— Start Input rows —

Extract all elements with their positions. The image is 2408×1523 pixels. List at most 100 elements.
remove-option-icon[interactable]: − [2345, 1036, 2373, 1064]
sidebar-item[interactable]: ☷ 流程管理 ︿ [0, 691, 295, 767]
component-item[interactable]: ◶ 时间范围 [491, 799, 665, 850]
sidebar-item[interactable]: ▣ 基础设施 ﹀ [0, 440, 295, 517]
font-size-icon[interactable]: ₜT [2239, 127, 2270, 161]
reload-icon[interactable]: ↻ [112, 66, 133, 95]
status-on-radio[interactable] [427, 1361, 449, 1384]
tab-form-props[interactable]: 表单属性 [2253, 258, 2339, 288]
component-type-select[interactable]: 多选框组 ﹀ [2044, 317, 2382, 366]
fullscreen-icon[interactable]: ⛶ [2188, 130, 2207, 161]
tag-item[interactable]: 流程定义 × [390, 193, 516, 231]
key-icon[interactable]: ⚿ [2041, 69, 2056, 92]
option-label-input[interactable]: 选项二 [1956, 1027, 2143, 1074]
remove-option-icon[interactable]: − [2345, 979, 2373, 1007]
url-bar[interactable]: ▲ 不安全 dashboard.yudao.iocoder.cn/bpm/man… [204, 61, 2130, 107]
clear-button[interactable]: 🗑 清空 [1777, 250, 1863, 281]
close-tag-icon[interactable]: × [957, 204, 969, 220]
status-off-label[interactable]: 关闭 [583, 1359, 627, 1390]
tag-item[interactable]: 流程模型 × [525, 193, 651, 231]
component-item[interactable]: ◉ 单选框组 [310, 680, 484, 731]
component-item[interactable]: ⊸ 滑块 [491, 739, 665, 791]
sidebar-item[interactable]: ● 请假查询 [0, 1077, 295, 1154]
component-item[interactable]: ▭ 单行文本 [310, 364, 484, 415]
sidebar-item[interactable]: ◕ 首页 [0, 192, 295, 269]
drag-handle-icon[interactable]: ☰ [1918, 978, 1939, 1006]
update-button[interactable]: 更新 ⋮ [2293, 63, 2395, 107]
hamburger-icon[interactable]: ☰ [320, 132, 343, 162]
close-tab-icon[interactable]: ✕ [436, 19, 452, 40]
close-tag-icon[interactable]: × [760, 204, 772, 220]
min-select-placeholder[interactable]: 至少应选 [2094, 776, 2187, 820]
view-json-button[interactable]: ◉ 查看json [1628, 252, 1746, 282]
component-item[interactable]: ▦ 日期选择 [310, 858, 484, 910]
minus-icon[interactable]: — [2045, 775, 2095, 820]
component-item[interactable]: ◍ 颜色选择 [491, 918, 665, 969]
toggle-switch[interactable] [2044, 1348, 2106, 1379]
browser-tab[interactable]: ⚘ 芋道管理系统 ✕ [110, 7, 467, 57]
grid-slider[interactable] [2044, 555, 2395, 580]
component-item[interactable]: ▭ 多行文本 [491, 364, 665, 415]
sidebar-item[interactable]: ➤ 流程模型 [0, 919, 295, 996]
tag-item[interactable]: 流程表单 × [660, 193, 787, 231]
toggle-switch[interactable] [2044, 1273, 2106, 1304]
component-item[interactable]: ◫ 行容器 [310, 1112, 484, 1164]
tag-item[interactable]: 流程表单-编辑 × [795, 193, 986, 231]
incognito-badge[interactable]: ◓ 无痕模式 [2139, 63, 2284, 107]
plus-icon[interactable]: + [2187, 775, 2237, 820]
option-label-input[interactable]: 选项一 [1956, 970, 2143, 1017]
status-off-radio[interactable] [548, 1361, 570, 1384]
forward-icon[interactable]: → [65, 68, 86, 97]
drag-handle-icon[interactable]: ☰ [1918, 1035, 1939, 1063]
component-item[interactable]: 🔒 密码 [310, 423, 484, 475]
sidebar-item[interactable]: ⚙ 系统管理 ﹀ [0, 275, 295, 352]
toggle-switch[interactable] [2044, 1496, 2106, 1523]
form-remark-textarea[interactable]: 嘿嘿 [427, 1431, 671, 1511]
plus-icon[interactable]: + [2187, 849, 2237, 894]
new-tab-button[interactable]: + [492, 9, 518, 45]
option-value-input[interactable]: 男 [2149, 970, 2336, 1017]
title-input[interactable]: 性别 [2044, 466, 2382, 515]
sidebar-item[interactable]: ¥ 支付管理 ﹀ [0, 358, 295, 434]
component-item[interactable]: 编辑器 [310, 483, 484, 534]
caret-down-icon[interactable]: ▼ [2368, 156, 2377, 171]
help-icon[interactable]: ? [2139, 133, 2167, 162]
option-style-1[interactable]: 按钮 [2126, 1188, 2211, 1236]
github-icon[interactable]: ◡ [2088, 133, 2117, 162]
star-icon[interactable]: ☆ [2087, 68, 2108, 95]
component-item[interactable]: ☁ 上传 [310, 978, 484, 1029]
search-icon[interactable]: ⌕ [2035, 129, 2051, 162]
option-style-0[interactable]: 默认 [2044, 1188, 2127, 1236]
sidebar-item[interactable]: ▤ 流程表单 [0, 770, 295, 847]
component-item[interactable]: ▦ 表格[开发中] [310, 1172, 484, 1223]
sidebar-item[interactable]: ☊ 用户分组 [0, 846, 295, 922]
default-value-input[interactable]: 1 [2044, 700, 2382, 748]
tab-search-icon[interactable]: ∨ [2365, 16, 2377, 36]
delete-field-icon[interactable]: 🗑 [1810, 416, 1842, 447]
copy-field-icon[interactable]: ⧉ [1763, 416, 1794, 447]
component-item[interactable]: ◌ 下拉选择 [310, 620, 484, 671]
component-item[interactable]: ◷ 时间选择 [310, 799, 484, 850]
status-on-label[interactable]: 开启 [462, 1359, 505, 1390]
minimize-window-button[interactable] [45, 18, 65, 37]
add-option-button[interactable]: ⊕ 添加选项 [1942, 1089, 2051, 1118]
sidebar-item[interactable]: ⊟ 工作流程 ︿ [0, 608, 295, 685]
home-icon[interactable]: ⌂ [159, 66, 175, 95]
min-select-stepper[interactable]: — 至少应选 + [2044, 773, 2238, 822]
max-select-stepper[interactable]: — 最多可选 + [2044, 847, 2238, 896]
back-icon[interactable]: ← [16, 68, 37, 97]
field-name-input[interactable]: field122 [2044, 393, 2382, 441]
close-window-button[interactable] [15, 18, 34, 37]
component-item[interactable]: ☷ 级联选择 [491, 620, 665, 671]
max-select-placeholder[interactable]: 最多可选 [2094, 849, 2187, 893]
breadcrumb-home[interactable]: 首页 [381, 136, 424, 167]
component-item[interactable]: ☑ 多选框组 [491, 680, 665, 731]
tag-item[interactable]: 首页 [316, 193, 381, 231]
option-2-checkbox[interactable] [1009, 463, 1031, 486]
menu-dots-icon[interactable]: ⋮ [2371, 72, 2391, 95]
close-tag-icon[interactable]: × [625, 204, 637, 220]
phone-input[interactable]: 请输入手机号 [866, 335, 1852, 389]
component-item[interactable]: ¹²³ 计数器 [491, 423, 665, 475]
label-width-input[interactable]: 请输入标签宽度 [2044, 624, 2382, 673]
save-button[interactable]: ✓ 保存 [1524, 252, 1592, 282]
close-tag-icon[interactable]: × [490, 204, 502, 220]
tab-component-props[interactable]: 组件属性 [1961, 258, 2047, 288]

— End Input rows —

> [Aim]
Reproduce the material verbatim, starting at its first line and stopping after the line that contains "close-tag-icon[interactable]: × [957, 204, 969, 220]".

> [Answer to this problem]
Extract all elements with their positions. The image is 2408×1523 pixels. List at most 100 elements.
remove-option-icon[interactable]: − [2345, 1036, 2373, 1064]
sidebar-item[interactable]: ☷ 流程管理 ︿ [0, 691, 295, 767]
component-item[interactable]: ◶ 时间范围 [491, 799, 665, 850]
sidebar-item[interactable]: ▣ 基础设施 ﹀ [0, 440, 295, 517]
font-size-icon[interactable]: ₜT [2239, 127, 2270, 161]
reload-icon[interactable]: ↻ [112, 66, 133, 95]
status-on-radio[interactable] [427, 1361, 449, 1384]
tab-form-props[interactable]: 表单属性 [2253, 258, 2339, 288]
component-type-select[interactable]: 多选框组 ﹀ [2044, 317, 2382, 366]
fullscreen-icon[interactable]: ⛶ [2188, 130, 2207, 161]
tag-item[interactable]: 流程定义 × [390, 193, 516, 231]
key-icon[interactable]: ⚿ [2041, 69, 2056, 92]
option-label-input[interactable]: 选项二 [1956, 1027, 2143, 1074]
remove-option-icon[interactable]: − [2345, 979, 2373, 1007]
url-bar[interactable]: ▲ 不安全 dashboard.yudao.iocoder.cn/bpm/man… [204, 61, 2130, 107]
clear-button[interactable]: 🗑 清空 [1777, 250, 1863, 281]
close-tag-icon[interactable]: × [957, 204, 969, 220]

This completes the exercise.